EXERCISE - Below are records. Copy every line with "Save" in it.
Start TASK INPUT
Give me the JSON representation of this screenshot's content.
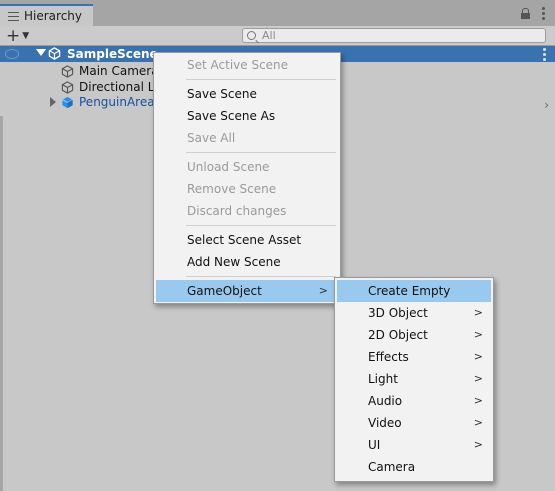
{
  "window": {
    "tab_title": "Hierarchy",
    "search_placeholder": "All"
  },
  "hierarchy": {
    "scene_name": "SampleScene",
    "items": [
      {
        "label": "Main Camera",
        "type": "gameobject-icon"
      },
      {
        "label": "Directional Li",
        "type": "gameobject-icon"
      },
      {
        "label": "PenguinAreat",
        "type": "prefab-icon"
      }
    ]
  },
  "context_menu": {
    "items": [
      {
        "label": "Set Active Scene",
        "enabled": false
      },
      {
        "label": "Save Scene",
        "enabled": true
      },
      {
        "label": "Save Scene As",
        "enabled": true
      },
      {
        "label": "Save All",
        "enabled": false
      },
      {
        "label": "Unload Scene",
        "enabled": false
      },
      {
        "label": "Remove Scene",
        "enabled": false
      },
      {
        "label": "Discard changes",
        "enabled": false
      },
      {
        "label": "Select Scene Asset",
        "enabled": true
      },
      {
        "label": "Add New Scene",
        "enabled": true
      },
      {
        "label": "GameObject",
        "enabled": true,
        "submenu": true,
        "highlighted": true
      }
    ]
  },
  "submenu": {
    "items": [
      {
        "label": "Create Empty",
        "has_arrow": false,
        "highlighted": true
      },
      {
        "label": "3D Object",
        "has_arrow": true
      },
      {
        "label": "2D Object",
        "has_arrow": true
      },
      {
        "label": "Effects",
        "has_arrow": true
      },
      {
        "label": "Light",
        "has_arrow": true
      },
      {
        "label": "Audio",
        "has_arrow": true
      },
      {
        "label": "Video",
        "has_arrow": true
      },
      {
        "label": "UI",
        "has_arrow": true
      },
      {
        "label": "Camera",
        "has_arrow": false
      }
    ]
  },
  "colors": {
    "selection": "#3a72b0",
    "menu_highlight": "#99c9ef",
    "panel_bg": "#c8c8c8",
    "menu_bg": "#f2f2f2"
  }
}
End TASK INPUT
TASK SOLUTION -
        "label": "Save Scene",
        "label": "Save Scene As",
        "label": "Save All",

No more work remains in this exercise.